Type out every line below exactly as it reads.

========================

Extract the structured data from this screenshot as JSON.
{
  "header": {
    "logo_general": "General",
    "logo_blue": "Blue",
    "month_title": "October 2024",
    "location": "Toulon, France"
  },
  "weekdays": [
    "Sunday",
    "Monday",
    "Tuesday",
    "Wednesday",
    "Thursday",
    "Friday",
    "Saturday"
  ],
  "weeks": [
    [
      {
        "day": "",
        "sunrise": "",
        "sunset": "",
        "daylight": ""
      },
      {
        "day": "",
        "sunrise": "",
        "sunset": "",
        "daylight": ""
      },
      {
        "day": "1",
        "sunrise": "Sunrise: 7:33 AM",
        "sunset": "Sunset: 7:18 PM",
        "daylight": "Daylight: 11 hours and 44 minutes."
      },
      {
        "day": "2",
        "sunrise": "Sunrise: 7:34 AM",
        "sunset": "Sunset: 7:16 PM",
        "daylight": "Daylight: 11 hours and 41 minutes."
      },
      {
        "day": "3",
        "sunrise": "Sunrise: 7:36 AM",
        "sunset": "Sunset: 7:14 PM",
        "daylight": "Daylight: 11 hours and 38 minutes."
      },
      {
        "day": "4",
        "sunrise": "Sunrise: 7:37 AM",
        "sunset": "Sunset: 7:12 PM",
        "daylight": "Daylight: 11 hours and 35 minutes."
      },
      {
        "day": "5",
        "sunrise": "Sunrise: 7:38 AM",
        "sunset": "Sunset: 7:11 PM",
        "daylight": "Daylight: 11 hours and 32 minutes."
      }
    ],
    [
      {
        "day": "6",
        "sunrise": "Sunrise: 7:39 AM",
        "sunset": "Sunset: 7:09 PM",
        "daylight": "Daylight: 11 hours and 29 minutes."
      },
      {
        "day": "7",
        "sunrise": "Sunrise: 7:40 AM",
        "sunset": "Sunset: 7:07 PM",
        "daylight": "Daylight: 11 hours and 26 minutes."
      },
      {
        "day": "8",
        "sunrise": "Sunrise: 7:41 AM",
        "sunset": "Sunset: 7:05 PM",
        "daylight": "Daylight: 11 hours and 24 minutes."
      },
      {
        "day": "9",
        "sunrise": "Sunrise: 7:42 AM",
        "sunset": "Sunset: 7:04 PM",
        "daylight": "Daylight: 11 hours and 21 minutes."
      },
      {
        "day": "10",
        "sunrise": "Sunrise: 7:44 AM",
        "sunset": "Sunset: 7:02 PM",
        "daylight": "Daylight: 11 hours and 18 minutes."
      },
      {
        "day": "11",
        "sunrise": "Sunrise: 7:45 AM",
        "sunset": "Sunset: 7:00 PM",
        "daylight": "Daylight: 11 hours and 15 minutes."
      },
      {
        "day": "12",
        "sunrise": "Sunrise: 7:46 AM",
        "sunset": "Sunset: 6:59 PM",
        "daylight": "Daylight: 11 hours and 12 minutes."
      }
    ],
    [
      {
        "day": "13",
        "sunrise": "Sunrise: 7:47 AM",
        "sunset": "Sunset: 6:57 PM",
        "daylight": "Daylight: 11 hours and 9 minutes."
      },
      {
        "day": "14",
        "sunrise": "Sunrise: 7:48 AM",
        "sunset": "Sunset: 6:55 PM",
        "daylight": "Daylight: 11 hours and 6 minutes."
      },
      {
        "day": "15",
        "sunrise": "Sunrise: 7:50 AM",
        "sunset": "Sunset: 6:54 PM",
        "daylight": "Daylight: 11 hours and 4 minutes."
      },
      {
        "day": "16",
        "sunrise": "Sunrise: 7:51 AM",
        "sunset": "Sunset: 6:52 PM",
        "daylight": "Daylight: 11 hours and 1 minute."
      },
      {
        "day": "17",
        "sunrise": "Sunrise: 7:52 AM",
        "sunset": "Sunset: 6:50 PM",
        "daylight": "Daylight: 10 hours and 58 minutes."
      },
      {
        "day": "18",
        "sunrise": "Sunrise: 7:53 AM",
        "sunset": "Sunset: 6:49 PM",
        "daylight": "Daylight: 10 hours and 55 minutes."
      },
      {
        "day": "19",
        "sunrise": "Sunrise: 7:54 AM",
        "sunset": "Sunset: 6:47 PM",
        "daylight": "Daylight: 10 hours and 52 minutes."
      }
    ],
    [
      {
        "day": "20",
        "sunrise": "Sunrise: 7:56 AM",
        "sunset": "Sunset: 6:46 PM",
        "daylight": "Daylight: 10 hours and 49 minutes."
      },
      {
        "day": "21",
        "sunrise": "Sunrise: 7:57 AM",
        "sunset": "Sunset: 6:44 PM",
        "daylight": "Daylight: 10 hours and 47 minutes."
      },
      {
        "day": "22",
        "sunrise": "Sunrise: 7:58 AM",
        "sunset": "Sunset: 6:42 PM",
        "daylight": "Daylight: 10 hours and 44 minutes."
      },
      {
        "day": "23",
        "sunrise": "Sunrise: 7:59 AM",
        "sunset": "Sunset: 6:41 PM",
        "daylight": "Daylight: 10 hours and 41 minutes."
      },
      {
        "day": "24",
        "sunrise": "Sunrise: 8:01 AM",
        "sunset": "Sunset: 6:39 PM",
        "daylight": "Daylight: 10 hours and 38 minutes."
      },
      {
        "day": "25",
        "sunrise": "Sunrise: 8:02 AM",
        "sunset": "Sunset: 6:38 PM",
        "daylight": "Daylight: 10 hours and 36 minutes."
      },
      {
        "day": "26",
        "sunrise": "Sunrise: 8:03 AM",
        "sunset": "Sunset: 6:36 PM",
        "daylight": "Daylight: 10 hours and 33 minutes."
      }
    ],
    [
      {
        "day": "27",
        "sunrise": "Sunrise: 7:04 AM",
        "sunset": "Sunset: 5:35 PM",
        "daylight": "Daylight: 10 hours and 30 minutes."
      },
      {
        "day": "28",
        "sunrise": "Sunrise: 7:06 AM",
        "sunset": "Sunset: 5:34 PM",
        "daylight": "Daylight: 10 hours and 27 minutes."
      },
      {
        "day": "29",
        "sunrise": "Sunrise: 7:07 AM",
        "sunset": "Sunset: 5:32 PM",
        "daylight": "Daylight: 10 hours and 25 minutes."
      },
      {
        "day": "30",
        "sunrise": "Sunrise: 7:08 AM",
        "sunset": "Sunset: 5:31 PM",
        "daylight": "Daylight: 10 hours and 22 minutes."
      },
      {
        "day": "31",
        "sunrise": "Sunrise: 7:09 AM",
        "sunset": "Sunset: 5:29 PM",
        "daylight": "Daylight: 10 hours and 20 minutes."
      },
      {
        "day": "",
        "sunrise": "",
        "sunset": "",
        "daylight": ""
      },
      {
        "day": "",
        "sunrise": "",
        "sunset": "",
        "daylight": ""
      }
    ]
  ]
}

========================

#### [The reply]
Extract the structured data from this screenshot as JSON.
{
  "header": {
    "logo_general": "General",
    "logo_blue": "Blue",
    "month_title": "October 2024",
    "location": "Toulon, France"
  },
  "weekdays": [
    "Sunday",
    "Monday",
    "Tuesday",
    "Wednesday",
    "Thursday",
    "Friday",
    "Saturday"
  ],
  "weeks": [
    [
      {
        "day": "",
        "sunrise": "",
        "sunset": "",
        "daylight": ""
      },
      {
        "day": "",
        "sunrise": "",
        "sunset": "",
        "daylight": ""
      },
      {
        "day": "1",
        "sunrise": "Sunrise: 7:33 AM",
        "sunset": "Sunset: 7:18 PM",
        "daylight": "Daylight: 11 hours and 44 minutes."
      },
      {
        "day": "2",
        "sunrise": "Sunrise: 7:34 AM",
        "sunset": "Sunset: 7:16 PM",
        "daylight": "Daylight: 11 hours and 41 minutes."
      },
      {
        "day": "3",
        "sunrise": "Sunrise: 7:36 AM",
        "sunset": "Sunset: 7:14 PM",
        "daylight": "Daylight: 11 hours and 38 minutes."
      },
      {
        "day": "4",
        "sunrise": "Sunrise: 7:37 AM",
        "sunset": "Sunset: 7:12 PM",
        "daylight": "Daylight: 11 hours and 35 minutes."
      },
      {
        "day": "5",
        "sunrise": "Sunrise: 7:38 AM",
        "sunset": "Sunset: 7:11 PM",
        "daylight": "Daylight: 11 hours and 32 minutes."
      }
    ],
    [
      {
        "day": "6",
        "sunrise": "Sunrise: 7:39 AM",
        "sunset": "Sunset: 7:09 PM",
        "daylight": "Daylight: 11 hours and 29 minutes."
      },
      {
        "day": "7",
        "sunrise": "Sunrise: 7:40 AM",
        "sunset": "Sunset: 7:07 PM",
        "daylight": "Daylight: 11 hours and 26 minutes."
      },
      {
        "day": "8",
        "sunrise": "Sunrise: 7:41 AM",
        "sunset": "Sunset: 7:05 PM",
        "daylight": "Daylight: 11 hours and 24 minutes."
      },
      {
        "day": "9",
        "sunrise": "Sunrise: 7:42 AM",
        "sunset": "Sunset: 7:04 PM",
        "daylight": "Daylight: 11 hours and 21 minutes."
      },
      {
        "day": "10",
        "sunrise": "Sunrise: 7:44 AM",
        "sunset": "Sunset: 7:02 PM",
        "daylight": "Daylight: 11 hours and 18 minutes."
      },
      {
        "day": "11",
        "sunrise": "Sunrise: 7:45 AM",
        "sunset": "Sunset: 7:00 PM",
        "daylight": "Daylight: 11 hours and 15 minutes."
      },
      {
        "day": "12",
        "sunrise": "Sunrise: 7:46 AM",
        "sunset": "Sunset: 6:59 PM",
        "daylight": "Daylight: 11 hours and 12 minutes."
      }
    ],
    [
      {
        "day": "13",
        "sunrise": "Sunrise: 7:47 AM",
        "sunset": "Sunset: 6:57 PM",
        "daylight": "Daylight: 11 hours and 9 minutes."
      },
      {
        "day": "14",
        "sunrise": "Sunrise: 7:48 AM",
        "sunset": "Sunset: 6:55 PM",
        "daylight": "Daylight: 11 hours and 6 minutes."
      },
      {
        "day": "15",
        "sunrise": "Sunrise: 7:50 AM",
        "sunset": "Sunset: 6:54 PM",
        "daylight": "Daylight: 11 hours and 4 minutes."
      },
      {
        "day": "16",
        "sunrise": "Sunrise: 7:51 AM",
        "sunset": "Sunset: 6:52 PM",
        "daylight": "Daylight: 11 hours and 1 minute."
      },
      {
        "day": "17",
        "sunrise": "Sunrise: 7:52 AM",
        "sunset": "Sunset: 6:50 PM",
        "daylight": "Daylight: 10 hours and 58 minutes."
      },
      {
        "day": "18",
        "sunrise": "Sunrise: 7:53 AM",
        "sunset": "Sunset: 6:49 PM",
        "daylight": "Daylight: 10 hours and 55 minutes."
      },
      {
        "day": "19",
        "sunrise": "Sunrise: 7:54 AM",
        "sunset": "Sunset: 6:47 PM",
        "daylight": "Daylight: 10 hours and 52 minutes."
      }
    ],
    [
      {
        "day": "20",
        "sunrise": "Sunrise: 7:56 AM",
        "sunset": "Sunset: 6:46 PM",
        "daylight": "Daylight: 10 hours and 49 minutes."
      },
      {
        "day": "21",
        "sunrise": "Sunrise: 7:57 AM",
        "sunset": "Sunset: 6:44 PM",
        "daylight": "Daylight: 10 hours and 47 minutes."
      },
      {
        "day": "22",
        "sunrise": "Sunrise: 7:58 AM",
        "sunset": "Sunset: 6:42 PM",
        "daylight": "Daylight: 10 hours and 44 minutes."
      },
      {
        "day": "23",
        "sunrise": "Sunrise: 7:59 AM",
        "sunset": "Sunset: 6:41 PM",
        "daylight": "Daylight: 10 hours and 41 minutes."
      },
      {
        "day": "24",
        "sunrise": "Sunrise: 8:01 AM",
        "sunset": "Sunset: 6:39 PM",
        "daylight": "Daylight: 10 hours and 38 minutes."
      },
      {
        "day": "25",
        "sunrise": "Sunrise: 8:02 AM",
        "sunset": "Sunset: 6:38 PM",
        "daylight": "Daylight: 10 hours and 36 minutes."
      },
      {
        "day": "26",
        "sunrise": "Sunrise: 8:03 AM",
        "sunset": "Sunset: 6:36 PM",
        "daylight": "Daylight: 10 hours and 33 minutes."
      }
    ],
    [
      {
        "day": "27",
        "sunrise": "Sunrise: 7:04 AM",
        "sunset": "Sunset: 5:35 PM",
        "daylight": "Daylight: 10 hours and 30 minutes."
      },
      {
        "day": "28",
        "sunrise": "Sunrise: 7:06 AM",
        "sunset": "Sunset: 5:34 PM",
        "daylight": "Daylight: 10 hours and 27 minutes."
      },
      {
        "day": "29",
        "sunrise": "Sunrise: 7:07 AM",
        "sunset": "Sunset: 5:32 PM",
        "daylight": "Daylight: 10 hours and 25 minutes."
      },
      {
        "day": "30",
        "sunrise": "Sunrise: 7:08 AM",
        "sunset": "Sunset: 5:31 PM",
        "daylight": "Daylight: 10 hours and 22 minutes."
      },
      {
        "day": "31",
        "sunrise": "Sunrise: 7:09 AM",
        "sunset": "Sunset: 5:29 PM",
        "daylight": "Daylight: 10 hours and 20 minutes."
      },
      {
        "day": "",
        "sunrise": "",
        "sunset": "",
        "daylight": ""
      },
      {
        "day": "",
        "sunrise": "",
        "sunset": "",
        "daylight": ""
      }
    ]
  ]
}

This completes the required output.